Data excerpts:
──────────

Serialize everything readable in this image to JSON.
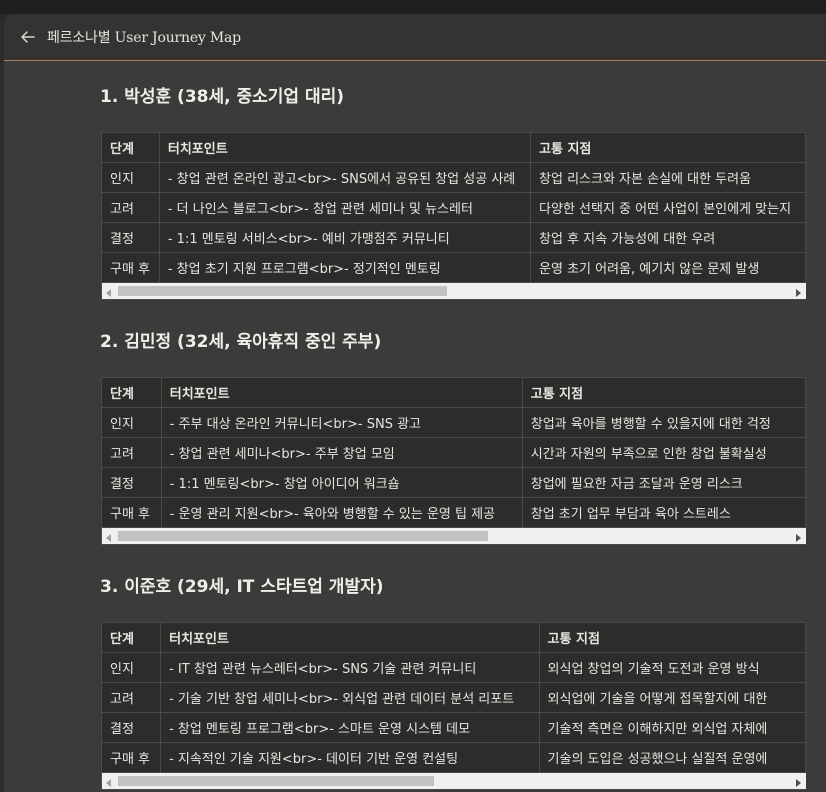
{
  "window": {
    "title": "페르소나별 User Journey Map"
  },
  "icons": {
    "back": "back-arrow-icon",
    "scroll_left": "triangle-left-icon",
    "scroll_right": "triangle-right-icon"
  },
  "colors": {
    "accent_line": "#b07a5a",
    "background": "#3b3b39",
    "table_bg": "#2c2c2a"
  },
  "sections": [
    {
      "heading": "1. 박성훈 (38세, 중소기업 대리)",
      "columns": [
        "단계",
        "터치포인트",
        "고통 지점"
      ],
      "rows": [
        [
          "인지",
          "- 창업 관련 온라인 광고<br>- SNS에서 공유된 창업 성공 사례",
          "창업 리스크와 자본 손실에 대한 두려움"
        ],
        [
          "고려",
          "- 더 나인스 블로그<br>- 창업 관련 세미나 및 뉴스레터",
          "다양한 선택지 중 어떤 사업이 본인에게 맞는지"
        ],
        [
          "결정",
          "- 1:1 멘토링 서비스<br>- 예비 가맹점주 커뮤니티",
          "창업 후 지속 가능성에 대한 우려"
        ],
        [
          "구매 후",
          "- 창업 초기 지원 프로그램<br>- 정기적인 멘토링",
          "운영 초기 어려움, 예기치 않은 문제 발생"
        ]
      ],
      "scroll_fraction": 0.49
    },
    {
      "heading": "2. 김민정 (32세, 육아휴직 중인 주부)",
      "columns": [
        "단계",
        "터치포인트",
        "고통 지점"
      ],
      "rows": [
        [
          "인지",
          "- 주부 대상 온라인 커뮤니티<br>- SNS 광고",
          "창업과 육아를 병행할 수 있을지에 대한 걱정"
        ],
        [
          "고려",
          "- 창업 관련 세미나<br>- 주부 창업 모임",
          "시간과 자원의 부족으로 인한 창업 불확실성"
        ],
        [
          "결정",
          "- 1:1 멘토링<br>- 창업 아이디어 워크숍",
          "창업에 필요한 자금 조달과 운영 리스크"
        ],
        [
          "구매 후",
          "- 운영 관리 지원<br>- 육아와 병행할 수 있는 운영 팁 제공",
          "창업 초기 업무 부담과 육아 스트레스"
        ]
      ],
      "scroll_fraction": 0.55
    },
    {
      "heading": "3. 이준호 (29세, IT 스타트업 개발자)",
      "columns": [
        "단계",
        "터치포인트",
        "고통 지점"
      ],
      "rows": [
        [
          "인지",
          "- IT 창업 관련 뉴스레터<br>- SNS 기술 관련 커뮤니티",
          "외식업 창업의 기술적 도전과 운영 방식"
        ],
        [
          "고려",
          "- 기술 기반 창업 세미나<br>- 외식업 관련 데이터 분석 리포트",
          "외식업에 기술을 어떻게 접목할지에 대한"
        ],
        [
          "결정",
          "- 창업 멘토링 프로그램<br>- 스마트 운영 시스템 데모",
          "기술적 측면은 이해하지만 외식업 자체에"
        ],
        [
          "구매 후",
          "- 지속적인 기술 지원<br>- 데이터 기반 운영 컨설팅",
          "기술의 도입은 성공했으나 실질적 운영에"
        ]
      ],
      "scroll_fraction": 0.47
    }
  ]
}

──────────

TASK TO CARRY OUT:
Write out the entries above verbatim; the pictures do not belong in your copy.

THE RESPONSE:
Serialize everything readable in this image to JSON.
{
  "window": {
    "title": "페르소나별 User Journey Map"
  },
  "icons": {
    "back": "back-arrow-icon",
    "scroll_left": "triangle-left-icon",
    "scroll_right": "triangle-right-icon"
  },
  "colors": {
    "accent_line": "#b07a5a",
    "background": "#3b3b39",
    "table_bg": "#2c2c2a"
  },
  "sections": [
    {
      "heading": "1. 박성훈 (38세, 중소기업 대리)",
      "columns": [
        "단계",
        "터치포인트",
        "고통 지점"
      ],
      "rows": [
        [
          "인지",
          "- 창업 관련 온라인 광고<br>- SNS에서 공유된 창업 성공 사례",
          "창업 리스크와 자본 손실에 대한 두려움"
        ],
        [
          "고려",
          "- 더 나인스 블로그<br>- 창업 관련 세미나 및 뉴스레터",
          "다양한 선택지 중 어떤 사업이 본인에게 맞는지"
        ],
        [
          "결정",
          "- 1:1 멘토링 서비스<br>- 예비 가맹점주 커뮤니티",
          "창업 후 지속 가능성에 대한 우려"
        ],
        [
          "구매 후",
          "- 창업 초기 지원 프로그램<br>- 정기적인 멘토링",
          "운영 초기 어려움, 예기치 않은 문제 발생"
        ]
      ],
      "scroll_fraction": 0.49
    },
    {
      "heading": "2. 김민정 (32세, 육아휴직 중인 주부)",
      "columns": [
        "단계",
        "터치포인트",
        "고통 지점"
      ],
      "rows": [
        [
          "인지",
          "- 주부 대상 온라인 커뮤니티<br>- SNS 광고",
          "창업과 육아를 병행할 수 있을지에 대한 걱정"
        ],
        [
          "고려",
          "- 창업 관련 세미나<br>- 주부 창업 모임",
          "시간과 자원의 부족으로 인한 창업 불확실성"
        ],
        [
          "결정",
          "- 1:1 멘토링<br>- 창업 아이디어 워크숍",
          "창업에 필요한 자금 조달과 운영 리스크"
        ],
        [
          "구매 후",
          "- 운영 관리 지원<br>- 육아와 병행할 수 있는 운영 팁 제공",
          "창업 초기 업무 부담과 육아 스트레스"
        ]
      ],
      "scroll_fraction": 0.55
    },
    {
      "heading": "3. 이준호 (29세, IT 스타트업 개발자)",
      "columns": [
        "단계",
        "터치포인트",
        "고통 지점"
      ],
      "rows": [
        [
          "인지",
          "- IT 창업 관련 뉴스레터<br>- SNS 기술 관련 커뮤니티",
          "외식업 창업의 기술적 도전과 운영 방식"
        ],
        [
          "고려",
          "- 기술 기반 창업 세미나<br>- 외식업 관련 데이터 분석 리포트",
          "외식업에 기술을 어떻게 접목할지에 대한"
        ],
        [
          "결정",
          "- 창업 멘토링 프로그램<br>- 스마트 운영 시스템 데모",
          "기술적 측면은 이해하지만 외식업 자체에"
        ],
        [
          "구매 후",
          "- 지속적인 기술 지원<br>- 데이터 기반 운영 컨설팅",
          "기술의 도입은 성공했으나 실질적 운영에"
        ]
      ],
      "scroll_fraction": 0.47
    }
  ]
}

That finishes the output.